**Work to complete:** Say how many lines of these entries include the word "акты", and answer with the number alone.

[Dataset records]
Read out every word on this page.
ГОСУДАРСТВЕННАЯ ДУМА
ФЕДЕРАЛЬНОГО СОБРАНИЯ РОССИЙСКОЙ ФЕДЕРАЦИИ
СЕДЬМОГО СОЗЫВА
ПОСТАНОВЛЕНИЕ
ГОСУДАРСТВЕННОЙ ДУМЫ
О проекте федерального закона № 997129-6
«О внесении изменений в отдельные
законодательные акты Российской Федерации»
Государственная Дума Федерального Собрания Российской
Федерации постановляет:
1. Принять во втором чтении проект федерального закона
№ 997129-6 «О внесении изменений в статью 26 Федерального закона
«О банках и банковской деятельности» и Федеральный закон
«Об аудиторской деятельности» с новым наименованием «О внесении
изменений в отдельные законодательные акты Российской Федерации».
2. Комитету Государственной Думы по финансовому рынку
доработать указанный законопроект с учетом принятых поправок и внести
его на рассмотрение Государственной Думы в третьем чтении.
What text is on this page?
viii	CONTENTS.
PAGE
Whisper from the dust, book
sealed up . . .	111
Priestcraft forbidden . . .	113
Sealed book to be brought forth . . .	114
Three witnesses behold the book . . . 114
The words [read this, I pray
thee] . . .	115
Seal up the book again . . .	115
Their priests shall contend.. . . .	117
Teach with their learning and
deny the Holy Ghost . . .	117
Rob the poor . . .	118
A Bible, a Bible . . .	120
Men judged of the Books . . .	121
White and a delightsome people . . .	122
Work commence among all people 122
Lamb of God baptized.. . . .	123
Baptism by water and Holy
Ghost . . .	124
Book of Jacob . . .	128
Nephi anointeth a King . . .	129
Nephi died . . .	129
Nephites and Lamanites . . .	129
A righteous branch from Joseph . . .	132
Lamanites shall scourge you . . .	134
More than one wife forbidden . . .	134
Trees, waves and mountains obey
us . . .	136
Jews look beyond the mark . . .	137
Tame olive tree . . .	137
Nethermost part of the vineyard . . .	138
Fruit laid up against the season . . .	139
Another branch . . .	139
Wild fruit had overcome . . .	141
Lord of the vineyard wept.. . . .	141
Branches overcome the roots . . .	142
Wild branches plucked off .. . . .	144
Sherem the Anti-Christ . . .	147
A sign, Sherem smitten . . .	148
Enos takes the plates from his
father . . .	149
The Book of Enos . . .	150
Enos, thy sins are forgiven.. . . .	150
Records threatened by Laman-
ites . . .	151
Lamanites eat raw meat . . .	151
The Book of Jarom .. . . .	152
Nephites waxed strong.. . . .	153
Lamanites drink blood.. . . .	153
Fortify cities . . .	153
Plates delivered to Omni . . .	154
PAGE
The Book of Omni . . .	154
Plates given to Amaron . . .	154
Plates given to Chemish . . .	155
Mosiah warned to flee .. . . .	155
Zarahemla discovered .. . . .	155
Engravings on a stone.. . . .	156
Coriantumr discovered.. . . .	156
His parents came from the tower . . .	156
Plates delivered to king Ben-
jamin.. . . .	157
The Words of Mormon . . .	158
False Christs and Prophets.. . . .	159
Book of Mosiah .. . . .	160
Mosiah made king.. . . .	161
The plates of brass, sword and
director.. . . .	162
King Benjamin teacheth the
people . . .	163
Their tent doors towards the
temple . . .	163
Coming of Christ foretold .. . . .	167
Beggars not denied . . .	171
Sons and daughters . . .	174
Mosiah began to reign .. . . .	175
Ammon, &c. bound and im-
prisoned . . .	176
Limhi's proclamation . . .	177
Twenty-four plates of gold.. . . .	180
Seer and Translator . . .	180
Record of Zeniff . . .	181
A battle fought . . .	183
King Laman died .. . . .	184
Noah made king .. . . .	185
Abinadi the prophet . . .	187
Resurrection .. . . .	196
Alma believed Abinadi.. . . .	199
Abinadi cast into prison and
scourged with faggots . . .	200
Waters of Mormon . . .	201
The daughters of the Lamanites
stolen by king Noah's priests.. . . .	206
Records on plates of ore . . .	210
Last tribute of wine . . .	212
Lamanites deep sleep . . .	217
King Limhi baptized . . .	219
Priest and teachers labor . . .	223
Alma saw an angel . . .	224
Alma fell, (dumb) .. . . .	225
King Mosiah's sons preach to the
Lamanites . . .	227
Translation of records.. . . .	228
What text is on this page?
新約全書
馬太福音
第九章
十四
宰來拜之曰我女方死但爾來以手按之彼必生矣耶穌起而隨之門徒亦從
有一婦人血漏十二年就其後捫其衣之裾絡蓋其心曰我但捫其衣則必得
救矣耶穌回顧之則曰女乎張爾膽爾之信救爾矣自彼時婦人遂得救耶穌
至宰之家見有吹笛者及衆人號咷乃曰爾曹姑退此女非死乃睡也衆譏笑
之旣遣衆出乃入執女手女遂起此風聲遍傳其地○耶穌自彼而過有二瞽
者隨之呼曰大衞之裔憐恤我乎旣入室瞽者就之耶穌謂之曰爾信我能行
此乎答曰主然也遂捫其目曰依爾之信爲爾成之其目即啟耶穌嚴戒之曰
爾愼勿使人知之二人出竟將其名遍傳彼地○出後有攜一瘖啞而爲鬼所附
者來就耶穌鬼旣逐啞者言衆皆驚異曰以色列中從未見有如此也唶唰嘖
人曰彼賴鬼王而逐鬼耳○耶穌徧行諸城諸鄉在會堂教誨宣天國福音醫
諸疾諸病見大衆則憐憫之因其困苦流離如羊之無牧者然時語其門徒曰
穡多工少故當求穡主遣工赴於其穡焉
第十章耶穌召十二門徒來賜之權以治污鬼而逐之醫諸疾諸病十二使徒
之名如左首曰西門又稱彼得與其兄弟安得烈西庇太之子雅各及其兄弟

**Answer in full:** 2